Output the data below in full, character for character.

§ Raw records:
========================
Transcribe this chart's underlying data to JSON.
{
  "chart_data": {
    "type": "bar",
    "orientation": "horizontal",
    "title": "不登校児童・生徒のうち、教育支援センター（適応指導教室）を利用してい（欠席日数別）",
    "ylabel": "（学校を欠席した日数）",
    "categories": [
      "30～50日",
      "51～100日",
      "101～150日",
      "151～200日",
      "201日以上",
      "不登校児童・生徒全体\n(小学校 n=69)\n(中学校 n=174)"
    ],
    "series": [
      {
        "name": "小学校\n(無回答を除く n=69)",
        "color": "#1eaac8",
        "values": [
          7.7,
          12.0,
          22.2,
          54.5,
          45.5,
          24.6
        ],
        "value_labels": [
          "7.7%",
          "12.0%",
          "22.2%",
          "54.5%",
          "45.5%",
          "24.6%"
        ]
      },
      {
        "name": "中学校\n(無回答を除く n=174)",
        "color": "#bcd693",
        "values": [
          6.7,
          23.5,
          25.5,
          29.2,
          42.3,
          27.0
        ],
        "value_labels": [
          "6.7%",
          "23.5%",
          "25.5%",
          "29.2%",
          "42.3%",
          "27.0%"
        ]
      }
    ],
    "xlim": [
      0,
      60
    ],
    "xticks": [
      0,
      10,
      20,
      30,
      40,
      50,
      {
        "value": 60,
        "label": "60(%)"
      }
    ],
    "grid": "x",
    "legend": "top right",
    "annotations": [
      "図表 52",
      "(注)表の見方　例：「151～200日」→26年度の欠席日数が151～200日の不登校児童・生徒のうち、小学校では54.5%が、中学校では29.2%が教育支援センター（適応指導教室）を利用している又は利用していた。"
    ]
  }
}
========================
§ Completed exercise:
Transcribe this chart's underlying data to JSON.
{
  "chart_data": {
    "type": "bar",
    "orientation": "horizontal",
    "title": "不登校児童・生徒のうち、教育支援センター（適応指導教室）を利用してい（欠席日数別）",
    "ylabel": "（学校を欠席した日数）",
    "categories": [
      "30～50日",
      "51～100日",
      "101～150日",
      "151～200日",
      "201日以上",
      "不登校児童・生徒全体\n(小学校 n=69)\n(中学校 n=174)"
    ],
    "series": [
      {
        "name": "小学校\n(無回答を除く n=69)",
        "color": "#1eaac8",
        "values": [
          7.7,
          12.0,
          22.2,
          54.5,
          45.5,
          24.6
        ],
        "value_labels": [
          "7.7%",
          "12.0%",
          "22.2%",
          "54.5%",
          "45.5%",
          "24.6%"
        ]
      },
      {
        "name": "中学校\n(無回答を除く n=174)",
        "color": "#bcd693",
        "values": [
          6.7,
          23.5,
          25.5,
          29.2,
          42.3,
          27.0
        ],
        "value_labels": [
          "6.7%",
          "23.5%",
          "25.5%",
          "29.2%",
          "42.3%",
          "27.0%"
        ]
      }
    ],
    "xlim": [
      0,
      60
    ],
    "xticks": [
      0,
      10,
      20,
      30,
      40,
      50,
      {
        "value": 60,
        "label": "60(%)"
      }
    ],
    "grid": "x",
    "legend": "top right",
    "annotations": [
      "図表 52",
      "(注)表の見方　例：「151～200日」→26年度の欠席日数が151～200日の不登校児童・生徒のうち、小学校では54.5%が、中学校では29.2%が教育支援センター（適応指導教室）を利用している又は利用していた。"
    ]
  }
}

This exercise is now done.